Please quote the material exactly, every line of it.

[start Data for this exercise]

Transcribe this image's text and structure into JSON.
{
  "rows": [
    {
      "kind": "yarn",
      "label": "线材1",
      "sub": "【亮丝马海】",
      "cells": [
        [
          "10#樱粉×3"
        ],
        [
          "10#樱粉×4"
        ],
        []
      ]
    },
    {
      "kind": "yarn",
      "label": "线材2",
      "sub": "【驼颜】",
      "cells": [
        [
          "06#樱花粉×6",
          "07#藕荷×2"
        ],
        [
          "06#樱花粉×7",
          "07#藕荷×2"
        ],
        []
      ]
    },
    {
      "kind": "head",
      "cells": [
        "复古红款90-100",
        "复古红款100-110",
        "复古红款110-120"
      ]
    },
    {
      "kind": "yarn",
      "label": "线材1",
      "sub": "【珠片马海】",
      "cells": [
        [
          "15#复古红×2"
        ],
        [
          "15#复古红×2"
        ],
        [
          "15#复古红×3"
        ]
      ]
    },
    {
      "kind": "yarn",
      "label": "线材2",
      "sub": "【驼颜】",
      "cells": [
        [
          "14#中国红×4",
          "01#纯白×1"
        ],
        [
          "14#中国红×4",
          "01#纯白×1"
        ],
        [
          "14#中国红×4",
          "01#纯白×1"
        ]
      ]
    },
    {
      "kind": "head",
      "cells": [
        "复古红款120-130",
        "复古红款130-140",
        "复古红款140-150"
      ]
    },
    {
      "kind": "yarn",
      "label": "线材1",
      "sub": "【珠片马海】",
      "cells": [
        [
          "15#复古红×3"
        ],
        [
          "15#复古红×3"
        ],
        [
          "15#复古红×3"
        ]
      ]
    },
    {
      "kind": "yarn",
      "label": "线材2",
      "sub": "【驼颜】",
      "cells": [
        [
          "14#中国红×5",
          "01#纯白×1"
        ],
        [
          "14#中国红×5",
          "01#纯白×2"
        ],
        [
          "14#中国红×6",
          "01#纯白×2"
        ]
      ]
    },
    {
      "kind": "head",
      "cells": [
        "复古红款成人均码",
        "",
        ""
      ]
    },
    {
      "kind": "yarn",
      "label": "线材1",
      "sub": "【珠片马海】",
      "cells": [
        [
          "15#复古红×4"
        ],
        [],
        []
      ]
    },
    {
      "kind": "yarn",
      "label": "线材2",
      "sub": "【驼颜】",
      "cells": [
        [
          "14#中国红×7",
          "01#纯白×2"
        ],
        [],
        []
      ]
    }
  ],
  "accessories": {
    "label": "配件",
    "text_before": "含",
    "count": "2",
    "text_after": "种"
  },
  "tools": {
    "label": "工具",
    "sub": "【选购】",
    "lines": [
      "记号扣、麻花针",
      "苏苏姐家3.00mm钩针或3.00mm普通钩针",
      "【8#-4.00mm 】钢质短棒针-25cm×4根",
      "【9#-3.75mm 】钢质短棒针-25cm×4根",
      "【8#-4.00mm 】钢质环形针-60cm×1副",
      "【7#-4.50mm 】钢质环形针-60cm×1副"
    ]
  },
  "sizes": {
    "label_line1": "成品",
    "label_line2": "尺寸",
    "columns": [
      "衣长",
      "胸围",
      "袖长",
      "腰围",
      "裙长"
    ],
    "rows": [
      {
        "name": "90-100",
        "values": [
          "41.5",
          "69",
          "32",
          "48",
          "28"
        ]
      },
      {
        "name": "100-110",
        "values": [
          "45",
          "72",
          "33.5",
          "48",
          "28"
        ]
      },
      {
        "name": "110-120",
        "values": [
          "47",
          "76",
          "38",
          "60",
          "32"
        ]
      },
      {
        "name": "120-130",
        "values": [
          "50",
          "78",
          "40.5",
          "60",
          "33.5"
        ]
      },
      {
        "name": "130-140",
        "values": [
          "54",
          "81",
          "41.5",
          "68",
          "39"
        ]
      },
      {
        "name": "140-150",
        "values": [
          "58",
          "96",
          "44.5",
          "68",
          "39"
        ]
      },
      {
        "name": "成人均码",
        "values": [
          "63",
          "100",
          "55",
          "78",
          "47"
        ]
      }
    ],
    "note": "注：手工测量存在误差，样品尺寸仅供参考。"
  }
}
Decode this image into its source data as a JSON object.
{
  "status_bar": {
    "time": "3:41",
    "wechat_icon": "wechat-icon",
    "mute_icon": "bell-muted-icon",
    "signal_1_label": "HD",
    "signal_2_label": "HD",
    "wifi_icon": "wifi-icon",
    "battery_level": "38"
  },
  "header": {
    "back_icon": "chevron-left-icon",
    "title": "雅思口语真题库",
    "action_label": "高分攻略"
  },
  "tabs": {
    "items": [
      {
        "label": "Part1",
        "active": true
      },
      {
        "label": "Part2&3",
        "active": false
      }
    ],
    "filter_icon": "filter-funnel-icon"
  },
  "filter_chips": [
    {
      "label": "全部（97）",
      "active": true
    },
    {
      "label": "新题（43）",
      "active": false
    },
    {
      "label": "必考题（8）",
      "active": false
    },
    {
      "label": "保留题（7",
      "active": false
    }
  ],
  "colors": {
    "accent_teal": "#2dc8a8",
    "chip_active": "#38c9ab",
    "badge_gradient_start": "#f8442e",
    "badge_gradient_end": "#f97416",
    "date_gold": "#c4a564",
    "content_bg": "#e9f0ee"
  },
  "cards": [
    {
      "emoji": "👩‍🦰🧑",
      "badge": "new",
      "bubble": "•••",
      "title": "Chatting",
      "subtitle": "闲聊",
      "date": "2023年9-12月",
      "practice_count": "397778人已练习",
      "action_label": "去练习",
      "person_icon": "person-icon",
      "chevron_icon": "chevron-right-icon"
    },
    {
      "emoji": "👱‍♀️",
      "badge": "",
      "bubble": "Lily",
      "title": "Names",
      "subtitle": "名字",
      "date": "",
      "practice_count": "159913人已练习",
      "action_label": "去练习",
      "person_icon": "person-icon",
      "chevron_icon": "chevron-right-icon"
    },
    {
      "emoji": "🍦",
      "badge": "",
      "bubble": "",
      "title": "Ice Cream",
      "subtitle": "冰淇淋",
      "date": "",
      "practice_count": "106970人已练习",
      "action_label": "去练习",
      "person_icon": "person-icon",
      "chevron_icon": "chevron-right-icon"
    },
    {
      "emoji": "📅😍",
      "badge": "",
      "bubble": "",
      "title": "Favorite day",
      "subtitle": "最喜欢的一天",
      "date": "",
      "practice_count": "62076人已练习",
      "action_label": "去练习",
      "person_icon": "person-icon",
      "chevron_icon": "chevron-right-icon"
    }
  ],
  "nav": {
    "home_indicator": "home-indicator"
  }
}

[end Data for this exercise]

Output:
Transcribe this image's text and structure into JSON.
{
  "rows": [
    {
      "kind": "yarn",
      "label": "线材1",
      "sub": "【亮丝马海】",
      "cells": [
        [
          "10#樱粉×3"
        ],
        [
          "10#樱粉×4"
        ],
        []
      ]
    },
    {
      "kind": "yarn",
      "label": "线材2",
      "sub": "【驼颜】",
      "cells": [
        [
          "06#樱花粉×6",
          "07#藕荷×2"
        ],
        [
          "06#樱花粉×7",
          "07#藕荷×2"
        ],
        []
      ]
    },
    {
      "kind": "head",
      "cells": [
        "复古红款90-100",
        "复古红款100-110",
        "复古红款110-120"
      ]
    },
    {
      "kind": "yarn",
      "label": "线材1",
      "sub": "【珠片马海】",
      "cells": [
        [
          "15#复古红×2"
        ],
        [
          "15#复古红×2"
        ],
        [
          "15#复古红×3"
        ]
      ]
    },
    {
      "kind": "yarn",
      "label": "线材2",
      "sub": "【驼颜】",
      "cells": [
        [
          "14#中国红×4",
          "01#纯白×1"
        ],
        [
          "14#中国红×4",
          "01#纯白×1"
        ],
        [
          "14#中国红×4",
          "01#纯白×1"
        ]
      ]
    },
    {
      "kind": "head",
      "cells": [
        "复古红款120-130",
        "复古红款130-140",
        "复古红款140-150"
      ]
    },
    {
      "kind": "yarn",
      "label": "线材1",
      "sub": "【珠片马海】",
      "cells": [
        [
          "15#复古红×3"
        ],
        [
          "15#复古红×3"
        ],
        [
          "15#复古红×3"
        ]
      ]
    },
    {
      "kind": "yarn",
      "label": "线材2",
      "sub": "【驼颜】",
      "cells": [
        [
          "14#中国红×5",
          "01#纯白×1"
        ],
        [
          "14#中国红×5",
          "01#纯白×2"
        ],
        [
          "14#中国红×6",
          "01#纯白×2"
        ]
      ]
    },
    {
      "kind": "head",
      "cells": [
        "复古红款成人均码",
        "",
        ""
      ]
    },
    {
      "kind": "yarn",
      "label": "线材1",
      "sub": "【珠片马海】",
      "cells": [
        [
          "15#复古红×4"
        ],
        [],
        []
      ]
    },
    {
      "kind": "yarn",
      "label": "线材2",
      "sub": "【驼颜】",
      "cells": [
        [
          "14#中国红×7",
          "01#纯白×2"
        ],
        [],
        []
      ]
    }
  ],
  "accessories": {
    "label": "配件",
    "text_before": "含",
    "count": "2",
    "text_after": "种"
  },
  "tools": {
    "label": "工具",
    "sub": "【选购】",
    "lines": [
      "记号扣、麻花针",
      "苏苏姐家3.00mm钩针或3.00mm普通钩针",
      "【8#-4.00mm 】钢质短棒针-25cm×4根",
      "【9#-3.75mm 】钢质短棒针-25cm×4根",
      "【8#-4.00mm 】钢质环形针-60cm×1副",
      "【7#-4.50mm 】钢质环形针-60cm×1副"
    ]
  },
  "sizes": {
    "label_line1": "成品",
    "label_line2": "尺寸",
    "columns": [
      "衣长",
      "胸围",
      "袖长",
      "腰围",
      "裙长"
    ],
    "rows": [
      {
        "name": "90-100",
        "values": [
          "41.5",
          "69",
          "32",
          "48",
          "28"
        ]
      },
      {
        "name": "100-110",
        "values": [
          "45",
          "72",
          "33.5",
          "48",
          "28"
        ]
      },
      {
        "name": "110-120",
        "values": [
          "47",
          "76",
          "38",
          "60",
          "32"
        ]
      },
      {
        "name": "120-130",
        "values": [
          "50",
          "78",
          "40.5",
          "60",
          "33.5"
        ]
      },
      {
        "name": "130-140",
        "values": [
          "54",
          "81",
          "41.5",
          "68",
          "39"
        ]
      },
      {
        "name": "140-150",
        "values": [
          "58",
          "96",
          "44.5",
          "68",
          "39"
        ]
      },
      {
        "name": "成人均码",
        "values": [
          "63",
          "100",
          "55",
          "78",
          "47"
        ]
      }
    ],
    "note": "注：手工测量存在误差，样品尺寸仅供参考。"
  }
}
Decode this image into its source data as a JSON object.
{
  "status_bar": {
    "time": "3:41",
    "wechat_icon": "wechat-icon",
    "mute_icon": "bell-muted-icon",
    "signal_1_label": "HD",
    "signal_2_label": "HD",
    "wifi_icon": "wifi-icon",
    "battery_level": "38"
  },
  "header": {
    "back_icon": "chevron-left-icon",
    "title": "雅思口语真题库",
    "action_label": "高分攻略"
  },
  "tabs": {
    "items": [
      {
        "label": "Part1",
        "active": true
      },
      {
        "label": "Part2&3",
        "active": false
      }
    ],
    "filter_icon": "filter-funnel-icon"
  },
  "filter_chips": [
    {
      "label": "全部（97）",
      "active": true
    },
    {
      "label": "新题（43）",
      "active": false
    },
    {
      "label": "必考题（8）",
      "active": false
    },
    {
      "label": "保留题（7",
      "active": false
    }
  ],
  "colors": {
    "accent_teal": "#2dc8a8",
    "chip_active": "#38c9ab",
    "badge_gradient_start": "#f8442e",
    "badge_gradient_end": "#f97416",
    "date_gold": "#c4a564",
    "content_bg": "#e9f0ee"
  },
  "cards": [
    {
      "emoji": "👩‍🦰🧑",
      "badge": "new",
      "bubble": "•••",
      "title": "Chatting",
      "subtitle": "闲聊",
      "date": "2023年9-12月",
      "practice_count": "397778人已练习",
      "action_label": "去练习",
      "person_icon": "person-icon",
      "chevron_icon": "chevron-right-icon"
    },
    {
      "emoji": "👱‍♀️",
      "badge": "",
      "bubble": "Lily",
      "title": "Names",
      "subtitle": "名字",
      "date": "",
      "practice_count": "159913人已练习",
      "action_label": "去练习",
      "person_icon": "person-icon",
      "chevron_icon": "chevron-right-icon"
    },
    {
      "emoji": "🍦",
      "badge": "",
      "bubble": "",
      "title": "Ice Cream",
      "subtitle": "冰淇淋",
      "date": "",
      "practice_count": "106970人已练习",
      "action_label": "去练习",
      "person_icon": "person-icon",
      "chevron_icon": "chevron-right-icon"
    },
    {
      "emoji": "📅😍",
      "badge": "",
      "bubble": "",
      "title": "Favorite day",
      "subtitle": "最喜欢的一天",
      "date": "",
      "practice_count": "62076人已练习",
      "action_label": "去练习",
      "person_icon": "person-icon",
      "chevron_icon": "chevron-right-icon"
    }
  ],
  "nav": {
    "home_indicator": "home-indicator"
  }
}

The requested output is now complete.